**Problem details**:
Word for word, restate every line of the material.

**Given records**:
+---+
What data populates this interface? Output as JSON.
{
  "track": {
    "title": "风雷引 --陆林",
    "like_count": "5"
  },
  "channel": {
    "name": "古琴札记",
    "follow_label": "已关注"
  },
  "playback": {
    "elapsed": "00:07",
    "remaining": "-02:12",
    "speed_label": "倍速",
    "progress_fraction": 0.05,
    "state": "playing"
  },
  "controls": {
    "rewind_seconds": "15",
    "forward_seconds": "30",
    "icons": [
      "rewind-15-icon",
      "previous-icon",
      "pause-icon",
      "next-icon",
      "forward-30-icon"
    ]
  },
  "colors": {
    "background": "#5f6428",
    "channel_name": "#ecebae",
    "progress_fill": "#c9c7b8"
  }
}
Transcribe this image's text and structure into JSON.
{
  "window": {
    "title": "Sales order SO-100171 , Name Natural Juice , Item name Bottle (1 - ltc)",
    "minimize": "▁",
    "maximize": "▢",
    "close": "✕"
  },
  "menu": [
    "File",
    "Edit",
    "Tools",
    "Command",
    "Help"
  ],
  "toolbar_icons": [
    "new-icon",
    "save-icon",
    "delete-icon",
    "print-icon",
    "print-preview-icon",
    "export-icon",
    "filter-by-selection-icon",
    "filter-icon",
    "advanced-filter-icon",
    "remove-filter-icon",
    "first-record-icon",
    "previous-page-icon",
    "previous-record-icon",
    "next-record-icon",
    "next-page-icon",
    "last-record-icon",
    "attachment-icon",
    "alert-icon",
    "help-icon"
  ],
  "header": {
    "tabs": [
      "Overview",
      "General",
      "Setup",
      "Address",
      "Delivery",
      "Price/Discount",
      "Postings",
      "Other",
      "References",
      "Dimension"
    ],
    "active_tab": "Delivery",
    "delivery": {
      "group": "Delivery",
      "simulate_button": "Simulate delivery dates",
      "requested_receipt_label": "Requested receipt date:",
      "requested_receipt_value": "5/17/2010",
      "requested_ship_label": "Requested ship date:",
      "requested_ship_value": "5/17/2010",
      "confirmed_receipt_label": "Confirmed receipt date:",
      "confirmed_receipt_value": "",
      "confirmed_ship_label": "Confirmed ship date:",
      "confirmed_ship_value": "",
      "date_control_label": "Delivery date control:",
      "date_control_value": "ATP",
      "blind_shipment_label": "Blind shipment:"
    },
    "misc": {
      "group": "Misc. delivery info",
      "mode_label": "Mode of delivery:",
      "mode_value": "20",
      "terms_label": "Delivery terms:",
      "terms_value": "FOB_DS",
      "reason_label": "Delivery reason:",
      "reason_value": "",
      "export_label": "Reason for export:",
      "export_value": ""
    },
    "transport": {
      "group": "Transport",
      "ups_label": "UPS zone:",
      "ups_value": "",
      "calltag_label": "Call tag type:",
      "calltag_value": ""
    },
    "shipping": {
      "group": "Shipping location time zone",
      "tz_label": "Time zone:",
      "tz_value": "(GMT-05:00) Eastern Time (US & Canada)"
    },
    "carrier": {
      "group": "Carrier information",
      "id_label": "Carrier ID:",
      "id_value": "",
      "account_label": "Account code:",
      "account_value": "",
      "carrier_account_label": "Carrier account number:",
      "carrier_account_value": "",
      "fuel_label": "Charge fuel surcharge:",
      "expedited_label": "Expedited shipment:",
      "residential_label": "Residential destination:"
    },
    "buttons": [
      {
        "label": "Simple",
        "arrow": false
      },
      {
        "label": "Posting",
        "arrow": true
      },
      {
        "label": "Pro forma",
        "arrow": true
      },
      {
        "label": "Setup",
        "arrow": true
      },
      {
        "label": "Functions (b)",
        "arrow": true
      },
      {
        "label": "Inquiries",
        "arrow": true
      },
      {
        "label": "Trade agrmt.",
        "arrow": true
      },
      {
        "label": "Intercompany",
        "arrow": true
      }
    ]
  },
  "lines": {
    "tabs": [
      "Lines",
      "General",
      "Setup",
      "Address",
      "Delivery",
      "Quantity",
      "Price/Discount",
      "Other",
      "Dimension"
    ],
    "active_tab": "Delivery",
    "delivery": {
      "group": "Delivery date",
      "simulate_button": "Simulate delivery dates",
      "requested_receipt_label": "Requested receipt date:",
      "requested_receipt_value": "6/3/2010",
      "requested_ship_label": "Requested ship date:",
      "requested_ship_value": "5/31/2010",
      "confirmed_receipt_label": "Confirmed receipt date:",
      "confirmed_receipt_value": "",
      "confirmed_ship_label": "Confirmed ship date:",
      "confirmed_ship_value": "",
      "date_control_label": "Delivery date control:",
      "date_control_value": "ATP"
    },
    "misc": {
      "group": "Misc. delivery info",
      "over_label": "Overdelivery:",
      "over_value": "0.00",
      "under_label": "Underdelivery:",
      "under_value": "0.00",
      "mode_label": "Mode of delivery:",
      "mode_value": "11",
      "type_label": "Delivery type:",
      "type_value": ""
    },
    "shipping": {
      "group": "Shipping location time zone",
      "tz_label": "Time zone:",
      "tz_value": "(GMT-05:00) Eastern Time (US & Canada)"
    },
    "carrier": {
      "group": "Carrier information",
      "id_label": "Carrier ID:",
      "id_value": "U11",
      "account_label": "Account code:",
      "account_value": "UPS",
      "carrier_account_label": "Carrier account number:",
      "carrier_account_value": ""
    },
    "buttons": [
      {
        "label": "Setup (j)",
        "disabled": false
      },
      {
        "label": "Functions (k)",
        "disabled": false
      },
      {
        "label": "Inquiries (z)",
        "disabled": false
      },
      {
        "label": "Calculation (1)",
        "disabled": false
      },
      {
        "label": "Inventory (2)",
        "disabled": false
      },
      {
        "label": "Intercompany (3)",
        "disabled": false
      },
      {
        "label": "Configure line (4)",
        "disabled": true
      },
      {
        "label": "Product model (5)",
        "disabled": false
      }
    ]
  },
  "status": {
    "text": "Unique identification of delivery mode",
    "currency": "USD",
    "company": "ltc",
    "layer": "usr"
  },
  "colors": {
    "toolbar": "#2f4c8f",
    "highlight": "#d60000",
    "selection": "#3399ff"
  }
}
+---+
**Task result**:
What data populates this interface? Output as JSON.
{
  "track": {
    "title": "风雷引 --陆林",
    "like_count": "5"
  },
  "channel": {
    "name": "古琴札记",
    "follow_label": "已关注"
  },
  "playback": {
    "elapsed": "00:07",
    "remaining": "-02:12",
    "speed_label": "倍速",
    "progress_fraction": 0.05,
    "state": "playing"
  },
  "controls": {
    "rewind_seconds": "15",
    "forward_seconds": "30",
    "icons": [
      "rewind-15-icon",
      "previous-icon",
      "pause-icon",
      "next-icon",
      "forward-30-icon"
    ]
  },
  "colors": {
    "background": "#5f6428",
    "channel_name": "#ecebae",
    "progress_fill": "#c9c7b8"
  }
}
Transcribe this image's text and structure into JSON.
{
  "window": {
    "title": "Sales order SO-100171 , Name Natural Juice , Item name Bottle (1 - ltc)",
    "minimize": "▁",
    "maximize": "▢",
    "close": "✕"
  },
  "menu": [
    "File",
    "Edit",
    "Tools",
    "Command",
    "Help"
  ],
  "toolbar_icons": [
    "new-icon",
    "save-icon",
    "delete-icon",
    "print-icon",
    "print-preview-icon",
    "export-icon",
    "filter-by-selection-icon",
    "filter-icon",
    "advanced-filter-icon",
    "remove-filter-icon",
    "first-record-icon",
    "previous-page-icon",
    "previous-record-icon",
    "next-record-icon",
    "next-page-icon",
    "last-record-icon",
    "attachment-icon",
    "alert-icon",
    "help-icon"
  ],
  "header": {
    "tabs": [
      "Overview",
      "General",
      "Setup",
      "Address",
      "Delivery",
      "Price/Discount",
      "Postings",
      "Other",
      "References",
      "Dimension"
    ],
    "active_tab": "Delivery",
    "delivery": {
      "group": "Delivery",
      "simulate_button": "Simulate delivery dates",
      "requested_receipt_label": "Requested receipt date:",
      "requested_receipt_value": "5/17/2010",
      "requested_ship_label": "Requested ship date:",
      "requested_ship_value": "5/17/2010",
      "confirmed_receipt_label": "Confirmed receipt date:",
      "confirmed_receipt_value": "",
      "confirmed_ship_label": "Confirmed ship date:",
      "confirmed_ship_value": "",
      "date_control_label": "Delivery date control:",
      "date_control_value": "ATP",
      "blind_shipment_label": "Blind shipment:"
    },
    "misc": {
      "group": "Misc. delivery info",
      "mode_label": "Mode of delivery:",
      "mode_value": "20",
      "terms_label": "Delivery terms:",
      "terms_value": "FOB_DS",
      "reason_label": "Delivery reason:",
      "reason_value": "",
      "export_label": "Reason for export:",
      "export_value": ""
    },
    "transport": {
      "group": "Transport",
      "ups_label": "UPS zone:",
      "ups_value": "",
      "calltag_label": "Call tag type:",
      "calltag_value": ""
    },
    "shipping": {
      "group": "Shipping location time zone",
      "tz_label": "Time zone:",
      "tz_value": "(GMT-05:00) Eastern Time (US & Canada)"
    },
    "carrier": {
      "group": "Carrier information",
      "id_label": "Carrier ID:",
      "id_value": "",
      "account_label": "Account code:",
      "account_value": "",
      "carrier_account_label": "Carrier account number:",
      "carrier_account_value": "",
      "fuel_label": "Charge fuel surcharge:",
      "expedited_label": "Expedited shipment:",
      "residential_label": "Residential destination:"
    },
    "buttons": [
      {
        "label": "Simple",
        "arrow": false
      },
      {
        "label": "Posting",
        "arrow": true
      },
      {
        "label": "Pro forma",
        "arrow": true
      },
      {
        "label": "Setup",
        "arrow": true
      },
      {
        "label": "Functions (b)",
        "arrow": true
      },
      {
        "label": "Inquiries",
        "arrow": true
      },
      {
        "label": "Trade agrmt.",
        "arrow": true
      },
      {
        "label": "Intercompany",
        "arrow": true
      }
    ]
  },
  "lines": {
    "tabs": [
      "Lines",
      "General",
      "Setup",
      "Address",
      "Delivery",
      "Quantity",
      "Price/Discount",
      "Other",
      "Dimension"
    ],
    "active_tab": "Delivery",
    "delivery": {
      "group": "Delivery date",
      "simulate_button": "Simulate delivery dates",
      "requested_receipt_label": "Requested receipt date:",
      "requested_receipt_value": "6/3/2010",
      "requested_ship_label": "Requested ship date:",
      "requested_ship_value": "5/31/2010",
      "confirmed_receipt_label": "Confirmed receipt date:",
      "confirmed_receipt_value": "",
      "confirmed_ship_label": "Confirmed ship date:",
      "confirmed_ship_value": "",
      "date_control_label": "Delivery date control:",
      "date_control_value": "ATP"
    },
    "misc": {
      "group": "Misc. delivery info",
      "over_label": "Overdelivery:",
      "over_value": "0.00",
      "under_label": "Underdelivery:",
      "under_value": "0.00",
      "mode_label": "Mode of delivery:",
      "mode_value": "11",
      "type_label": "Delivery type:",
      "type_value": ""
    },
    "shipping": {
      "group": "Shipping location time zone",
      "tz_label": "Time zone:",
      "tz_value": "(GMT-05:00) Eastern Time (US & Canada)"
    },
    "carrier": {
      "group": "Carrier information",
      "id_label": "Carrier ID:",
      "id_value": "U11",
      "account_label": "Account code:",
      "account_value": "UPS",
      "carrier_account_label": "Carrier account number:",
      "carrier_account_value": ""
    },
    "buttons": [
      {
        "label": "Setup (j)",
        "disabled": false
      },
      {
        "label": "Functions (k)",
        "disabled": false
      },
      {
        "label": "Inquiries (z)",
        "disabled": false
      },
      {
        "label": "Calculation (1)",
        "disabled": false
      },
      {
        "label": "Inventory (2)",
        "disabled": false
      },
      {
        "label": "Intercompany (3)",
        "disabled": false
      },
      {
        "label": "Configure line (4)",
        "disabled": true
      },
      {
        "label": "Product model (5)",
        "disabled": false
      }
    ]
  },
  "status": {
    "text": "Unique identification of delivery mode",
    "currency": "USD",
    "company": "ltc",
    "layer": "usr"
  },
  "colors": {
    "toolbar": "#2f4c8f",
    "highlight": "#d60000",
    "selection": "#3399ff"
  }
}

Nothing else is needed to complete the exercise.